=== But de la tâche ===
Pour chacune des affirmations ci-dessous, dites si elle concorde avec l'extrait en répondant par oui ou non, et citez mot pour mot les termes de l'extrait qui tranchent.
1. La Russie a signé le traité de non-prolifération nucléaire.
2. Poutine est présenté comme moins sérieux que Trump.
3. Kim Jong-un a tenu sa promesse de ne plus faire de tir.

J’entends Vladimir Poutine agiter le spectre nucléaire comme Donald Trump avait fait un concours avec le dirigeant nord-coréen, « Little rocket man »,  sur la taille de leurs boutons nucléaires respectifs, et puis l’avait enjoint de promettre qu'il ne ferait plus de tir pour essayer ses armes, promesse que Kim Jong-un s’est empressé de trahir. Mais Poutine est beaucoup plus sérieux que Trump. J’ai découvert peu avant le déclenchement de l’offensive russe contre l’Ukraine, grâce à un article de Françoise Thom,  que la rhétorique de l’effondrement du monde par le recours à l’arme nucléaire est monnaie courante en Russie, Poutine étant allé jusqu’à demander ce que vaudrait un monde sans la Russie, ce qui l’excusait, estimait-il, de détruire des pans entiers du territoire de ses ennemis. Je veux  bien faire la part de l’âme slave dans ces excès ou écarts verbaux, et aussi reconnaître que, depuis Hiroshima et Nagasaki, les Etats-Unis ne peuvent plus donner de leçons en la matière. Mais je ne peux que constater la régression morale que signale cette banalisation de l’évocation de l’usage de l’arme nucléaire dans la Russie de Poutine, car la Russie est signataire du traité de non prolifération nucléaire. J’étais de ceux qui n’imaginaient pas que la Russie ferait une guerre à l’Ukraine et qui croyaient dans les protestations poutiniennes contre un bellicisme américain qui se permettait d’avoir des bases militaires dans le monde entier alors que la Russie se contentait d’être une puissance défensive. Je me suis laissé berner comme, me dit-on, les trois quarts de la droite française un peu anarchiquement extrême à laquelle je ne me reconnais appartenir que de façon anarchique. Je me suis laissé berner et chat échaudé craint l’eau froide.

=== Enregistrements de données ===
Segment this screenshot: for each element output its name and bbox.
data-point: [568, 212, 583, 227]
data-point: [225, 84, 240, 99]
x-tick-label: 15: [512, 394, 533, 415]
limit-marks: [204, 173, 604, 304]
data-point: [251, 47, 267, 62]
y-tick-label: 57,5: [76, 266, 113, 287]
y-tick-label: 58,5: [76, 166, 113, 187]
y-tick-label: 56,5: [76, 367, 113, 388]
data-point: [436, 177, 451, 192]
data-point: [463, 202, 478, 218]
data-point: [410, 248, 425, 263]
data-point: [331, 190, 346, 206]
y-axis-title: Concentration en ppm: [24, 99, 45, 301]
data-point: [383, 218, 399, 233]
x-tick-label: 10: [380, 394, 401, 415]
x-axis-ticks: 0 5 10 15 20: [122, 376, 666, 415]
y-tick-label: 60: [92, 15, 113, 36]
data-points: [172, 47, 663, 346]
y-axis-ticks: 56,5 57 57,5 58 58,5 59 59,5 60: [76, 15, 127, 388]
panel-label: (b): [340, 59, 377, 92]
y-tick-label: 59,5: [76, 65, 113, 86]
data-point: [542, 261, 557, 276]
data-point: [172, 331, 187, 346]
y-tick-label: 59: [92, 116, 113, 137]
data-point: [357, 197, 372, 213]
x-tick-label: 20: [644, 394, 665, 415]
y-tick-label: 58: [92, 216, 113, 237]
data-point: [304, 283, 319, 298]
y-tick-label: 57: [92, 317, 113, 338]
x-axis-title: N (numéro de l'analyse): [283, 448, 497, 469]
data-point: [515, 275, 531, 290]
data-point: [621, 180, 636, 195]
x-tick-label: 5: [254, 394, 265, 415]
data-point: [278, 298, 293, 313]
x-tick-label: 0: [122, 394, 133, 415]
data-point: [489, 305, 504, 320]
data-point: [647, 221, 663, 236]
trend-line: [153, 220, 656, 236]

=== Solution rédigée ===
1. Oui : « la Russie est signataire du traité de non prolifération nucléaire »
2. Non : « Mais Poutine est beaucoup plus sérieux que Trump. »
3. Non : « promesse que Kim Jong-un s’est empressé de trahir »